Figure 2. Schematic representation of transforming growth factor-β (TGF-β)-inducible early response gene (TIEG) structure and function.

Figure 2

TIEG1 and TIEG2 share a structural homology of 44% within the proline-rich transcription domain (N terminus) and a 91% similarity within the three Sp1-like zinc finger motifs of the C-terminal domain, which is responsible for DNA binding. Biochemical analysis of the transcription domain revealed the presence of three highly conserved domains that behave as potent transcriptional repression domains (R1, R2, and R3). TGFβ signaling rapidly induces TIEG1 and TIEG2 expression in exocrine pancreatic cells. TIEGs then regulate the transcription of their target genes through recruiting the Sin3A corepressor complex, which contains histone deacetylase activity.

Together, these data strongly suggest that in addition to the Smad proteins, the TIEGs function as downstream mediators of TGFβ, involved in the regulation of pancreatic growth. It is not yet clear whether the TIEG proteins work with or independently of the Smads in TGFβ-mediated pancreatic cell growth control.

Transforming growth factor-β in pancreas development

In recent years, several converging lines of evidence have indicated a crucial role for TGFβ in regulating pancreatic morphogenesis. Interestingly, TGFβ affects the development of both the endocrine and the exocrine pancreas and also has an impact on the extracellular composition of the organ. Evidence suggests that TGFβ plays a significant role in the balance between the exocrine and endocrine composition of the developing pancreas [31••,32].

The TGFβ effectively controls cell proliferation of the exocrine organ by imposing a strong antiproliferative signal on acinar cells. This is strikingly seen on supraphysiologic stimulation of cultured embryonic pancreatic buds with TGFβ, resulting in increased apoptosis of acinar cells and reflecting significant regression of the acinar compartment in the developing pancreas [32]. Also, recent in vivo work by Sanvito et al. [31••] reported dramatic morphologic alterations in the exocrine pancreas of transgenic mice overexpressing TGFβ. The architecture and composition of the exocrine portion of the pancreatic gland was heavily changed in TGFβ overexpressing mice, characterized by loss of acinar cells and replacement of acini by fibrotic tissue.

* [Task prompt]
Carry the passage on TGF-β and pancreatic growth forward from its last sentence, in the same style.

[Stored entries]
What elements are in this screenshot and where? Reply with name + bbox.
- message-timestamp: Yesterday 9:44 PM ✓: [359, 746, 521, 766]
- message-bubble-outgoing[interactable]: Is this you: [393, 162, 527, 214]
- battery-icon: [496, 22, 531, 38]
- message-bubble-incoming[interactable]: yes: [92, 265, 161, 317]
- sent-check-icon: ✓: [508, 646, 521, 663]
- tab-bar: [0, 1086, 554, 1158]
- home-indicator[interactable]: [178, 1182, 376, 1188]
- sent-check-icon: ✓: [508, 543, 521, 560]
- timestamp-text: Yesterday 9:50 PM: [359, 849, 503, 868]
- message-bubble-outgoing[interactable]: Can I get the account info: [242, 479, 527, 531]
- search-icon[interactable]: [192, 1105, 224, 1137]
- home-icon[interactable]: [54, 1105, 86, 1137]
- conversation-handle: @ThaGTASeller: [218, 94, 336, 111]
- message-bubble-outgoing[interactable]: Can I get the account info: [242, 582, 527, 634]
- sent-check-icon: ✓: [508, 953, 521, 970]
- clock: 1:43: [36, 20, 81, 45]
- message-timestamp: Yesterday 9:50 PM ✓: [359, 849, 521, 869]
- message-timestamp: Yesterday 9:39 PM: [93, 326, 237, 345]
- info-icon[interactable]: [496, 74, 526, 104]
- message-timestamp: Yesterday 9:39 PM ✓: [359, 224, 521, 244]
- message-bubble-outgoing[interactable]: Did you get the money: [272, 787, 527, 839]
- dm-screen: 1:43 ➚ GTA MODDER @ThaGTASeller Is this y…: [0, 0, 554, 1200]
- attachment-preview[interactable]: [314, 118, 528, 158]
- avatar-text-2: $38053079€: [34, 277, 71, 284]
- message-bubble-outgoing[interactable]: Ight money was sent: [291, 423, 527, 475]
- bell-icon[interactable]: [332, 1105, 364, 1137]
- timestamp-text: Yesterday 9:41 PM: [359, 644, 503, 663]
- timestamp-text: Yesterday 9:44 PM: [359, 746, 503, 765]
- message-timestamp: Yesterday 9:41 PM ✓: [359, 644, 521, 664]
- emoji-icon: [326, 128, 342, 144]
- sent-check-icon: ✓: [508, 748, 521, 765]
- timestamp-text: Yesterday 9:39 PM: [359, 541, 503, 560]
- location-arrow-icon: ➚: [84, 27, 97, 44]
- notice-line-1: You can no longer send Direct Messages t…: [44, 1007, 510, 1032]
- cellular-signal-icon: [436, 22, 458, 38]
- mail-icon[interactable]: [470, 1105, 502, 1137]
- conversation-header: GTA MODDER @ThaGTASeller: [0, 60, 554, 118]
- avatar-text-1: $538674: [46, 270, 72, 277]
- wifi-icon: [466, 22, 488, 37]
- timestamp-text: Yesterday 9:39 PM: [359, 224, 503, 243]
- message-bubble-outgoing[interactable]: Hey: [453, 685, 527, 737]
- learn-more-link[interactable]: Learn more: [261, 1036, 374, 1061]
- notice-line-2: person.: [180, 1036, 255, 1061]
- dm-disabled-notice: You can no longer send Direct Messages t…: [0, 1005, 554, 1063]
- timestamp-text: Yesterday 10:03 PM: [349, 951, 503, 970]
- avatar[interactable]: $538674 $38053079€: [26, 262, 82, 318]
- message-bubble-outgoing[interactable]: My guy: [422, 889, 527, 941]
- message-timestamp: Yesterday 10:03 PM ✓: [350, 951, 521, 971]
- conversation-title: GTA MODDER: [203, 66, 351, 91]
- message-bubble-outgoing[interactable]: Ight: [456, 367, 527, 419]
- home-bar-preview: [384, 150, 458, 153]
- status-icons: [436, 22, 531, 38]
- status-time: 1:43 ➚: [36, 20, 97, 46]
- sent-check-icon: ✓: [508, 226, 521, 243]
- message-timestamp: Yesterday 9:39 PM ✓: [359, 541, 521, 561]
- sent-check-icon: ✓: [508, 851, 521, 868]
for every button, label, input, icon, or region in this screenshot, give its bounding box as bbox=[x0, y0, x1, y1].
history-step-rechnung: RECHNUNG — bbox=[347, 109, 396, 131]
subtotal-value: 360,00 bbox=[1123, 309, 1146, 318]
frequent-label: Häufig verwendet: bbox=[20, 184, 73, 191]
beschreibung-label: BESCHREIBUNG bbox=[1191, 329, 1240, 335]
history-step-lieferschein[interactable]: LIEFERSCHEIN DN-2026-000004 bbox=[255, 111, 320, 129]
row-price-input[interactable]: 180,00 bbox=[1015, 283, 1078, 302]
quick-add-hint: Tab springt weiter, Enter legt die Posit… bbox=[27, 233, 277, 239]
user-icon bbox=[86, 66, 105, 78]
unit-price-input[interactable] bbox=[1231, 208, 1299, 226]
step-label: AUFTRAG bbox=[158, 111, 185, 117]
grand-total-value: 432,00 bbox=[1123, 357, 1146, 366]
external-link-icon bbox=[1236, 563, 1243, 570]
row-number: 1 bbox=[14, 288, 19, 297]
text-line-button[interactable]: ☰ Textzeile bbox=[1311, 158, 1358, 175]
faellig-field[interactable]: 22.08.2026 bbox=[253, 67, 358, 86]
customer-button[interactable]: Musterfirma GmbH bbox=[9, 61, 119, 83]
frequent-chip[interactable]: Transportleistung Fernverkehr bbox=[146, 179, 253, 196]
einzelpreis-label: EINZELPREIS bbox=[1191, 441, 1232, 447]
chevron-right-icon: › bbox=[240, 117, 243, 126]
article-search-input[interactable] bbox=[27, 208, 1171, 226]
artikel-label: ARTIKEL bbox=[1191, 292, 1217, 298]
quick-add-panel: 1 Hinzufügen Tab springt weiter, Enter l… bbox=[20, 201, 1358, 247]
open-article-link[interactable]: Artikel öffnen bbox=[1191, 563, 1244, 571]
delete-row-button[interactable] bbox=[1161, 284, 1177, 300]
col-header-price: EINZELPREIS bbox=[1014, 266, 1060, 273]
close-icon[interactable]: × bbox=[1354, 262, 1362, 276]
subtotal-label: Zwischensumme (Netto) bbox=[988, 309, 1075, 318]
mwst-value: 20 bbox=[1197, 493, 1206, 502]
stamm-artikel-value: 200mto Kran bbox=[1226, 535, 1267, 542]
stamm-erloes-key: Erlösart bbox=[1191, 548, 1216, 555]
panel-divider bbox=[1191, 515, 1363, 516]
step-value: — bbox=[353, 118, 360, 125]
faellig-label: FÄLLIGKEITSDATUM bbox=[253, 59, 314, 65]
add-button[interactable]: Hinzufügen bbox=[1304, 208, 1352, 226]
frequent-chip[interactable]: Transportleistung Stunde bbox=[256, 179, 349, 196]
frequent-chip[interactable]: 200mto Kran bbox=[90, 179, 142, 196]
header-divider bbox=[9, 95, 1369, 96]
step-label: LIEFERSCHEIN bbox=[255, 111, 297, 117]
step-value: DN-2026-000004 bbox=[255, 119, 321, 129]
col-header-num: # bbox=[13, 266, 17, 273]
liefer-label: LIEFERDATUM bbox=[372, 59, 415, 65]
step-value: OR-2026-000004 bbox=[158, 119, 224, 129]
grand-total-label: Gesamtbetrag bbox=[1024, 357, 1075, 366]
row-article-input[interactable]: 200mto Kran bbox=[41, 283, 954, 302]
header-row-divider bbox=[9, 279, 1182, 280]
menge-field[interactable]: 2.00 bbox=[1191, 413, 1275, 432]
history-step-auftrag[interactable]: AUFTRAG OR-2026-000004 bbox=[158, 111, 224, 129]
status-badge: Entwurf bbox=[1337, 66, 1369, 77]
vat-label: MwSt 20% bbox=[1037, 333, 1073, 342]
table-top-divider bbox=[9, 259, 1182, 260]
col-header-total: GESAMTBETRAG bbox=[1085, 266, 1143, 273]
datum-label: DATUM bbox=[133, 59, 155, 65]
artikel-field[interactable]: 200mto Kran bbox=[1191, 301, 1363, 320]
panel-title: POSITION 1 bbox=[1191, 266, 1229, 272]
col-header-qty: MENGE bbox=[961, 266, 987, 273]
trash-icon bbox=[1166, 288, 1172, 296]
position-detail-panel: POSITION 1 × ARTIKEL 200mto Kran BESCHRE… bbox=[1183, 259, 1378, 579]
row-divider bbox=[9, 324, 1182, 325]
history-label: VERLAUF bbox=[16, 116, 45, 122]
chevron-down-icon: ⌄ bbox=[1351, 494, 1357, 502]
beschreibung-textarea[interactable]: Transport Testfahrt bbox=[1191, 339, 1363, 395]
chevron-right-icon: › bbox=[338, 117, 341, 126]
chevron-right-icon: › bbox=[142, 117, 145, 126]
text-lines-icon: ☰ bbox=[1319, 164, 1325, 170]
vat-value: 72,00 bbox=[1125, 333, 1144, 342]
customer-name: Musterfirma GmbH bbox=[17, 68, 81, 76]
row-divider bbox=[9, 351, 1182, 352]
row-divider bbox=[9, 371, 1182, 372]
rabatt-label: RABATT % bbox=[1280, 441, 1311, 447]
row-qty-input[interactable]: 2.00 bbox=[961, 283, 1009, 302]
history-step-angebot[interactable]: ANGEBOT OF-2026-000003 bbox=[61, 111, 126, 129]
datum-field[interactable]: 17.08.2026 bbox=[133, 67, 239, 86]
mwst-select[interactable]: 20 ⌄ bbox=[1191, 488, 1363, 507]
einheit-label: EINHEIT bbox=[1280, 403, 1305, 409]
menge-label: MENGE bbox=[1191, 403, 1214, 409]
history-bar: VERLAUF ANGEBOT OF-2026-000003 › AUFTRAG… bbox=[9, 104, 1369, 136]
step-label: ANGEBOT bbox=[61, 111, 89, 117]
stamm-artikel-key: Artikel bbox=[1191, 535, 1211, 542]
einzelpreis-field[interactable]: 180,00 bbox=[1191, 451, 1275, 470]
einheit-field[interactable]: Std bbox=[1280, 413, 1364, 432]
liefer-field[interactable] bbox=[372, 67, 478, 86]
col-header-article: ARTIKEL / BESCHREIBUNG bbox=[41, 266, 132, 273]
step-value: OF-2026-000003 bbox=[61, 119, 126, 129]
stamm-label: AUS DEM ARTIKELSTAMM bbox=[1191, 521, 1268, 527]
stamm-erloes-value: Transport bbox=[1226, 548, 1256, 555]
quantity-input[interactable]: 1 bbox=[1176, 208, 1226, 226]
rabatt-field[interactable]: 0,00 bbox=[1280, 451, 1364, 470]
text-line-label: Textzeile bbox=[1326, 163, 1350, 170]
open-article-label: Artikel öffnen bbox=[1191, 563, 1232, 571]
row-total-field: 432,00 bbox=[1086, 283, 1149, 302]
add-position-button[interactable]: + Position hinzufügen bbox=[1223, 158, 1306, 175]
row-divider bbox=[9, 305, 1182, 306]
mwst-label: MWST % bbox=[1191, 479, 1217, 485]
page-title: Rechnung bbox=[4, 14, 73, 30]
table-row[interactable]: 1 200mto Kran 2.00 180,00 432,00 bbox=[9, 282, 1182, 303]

* [Answer area]
Mice overexpressing TGFβ also exhibit severe morphologic changes in the endocrine pancreas, indicating a significant role of TGFβ in both acinar and islet formation. Multifocal fibrosis was observed throughout the organ, with centered clusters of endocrine cells and invading exocrine tissue. Additionally, the morphology of the islets of Langerhans themselves was affected. Although the islet cells were small and appeared fragmented, the number and distribution of insulin, glucagon, somatostatin, and pancreatic polypeptide–positive cells were normal, and the transgenic mice showed neither hyperglycemia nor changes in viability and overall health [31••]. As shown by Miralles et al. [33], TGFβ strongly upregulates the expression and activation of matrix metalloproteinases. This crucial step during the development of pancreatic islets enables activated matrix metalloproteinases (eg, matrix metalloproteinase-2) to degrade extracellular matrix components and thereby allows endocrine cells to migrate into the surrounding mesenchyme to form mature islets of Langerhans. Application of specific TGFβ-neutralizing antibodies abolished the islet morphogenesis without affecting endocrine cell differentiation.

The significance of TGFβ in pancreas development is further emphasized by recent reports describing disorders of the endocrine pancreas related to Smad mutations. For instance, hypoplasia of the β-cell, hypoinsulinemia, impaired glucose tolerance, and significant insulin resistance were observed in mice with heterozygous Smad2 mutations [34••]. Although recent studies provide increasing evidence for a critical role of TGFβ in multiple steps of pancreatic development, many effects of TGFβ in pancreatic development are still unknown and require further study to better understand the role of TGFβ signaling in this process.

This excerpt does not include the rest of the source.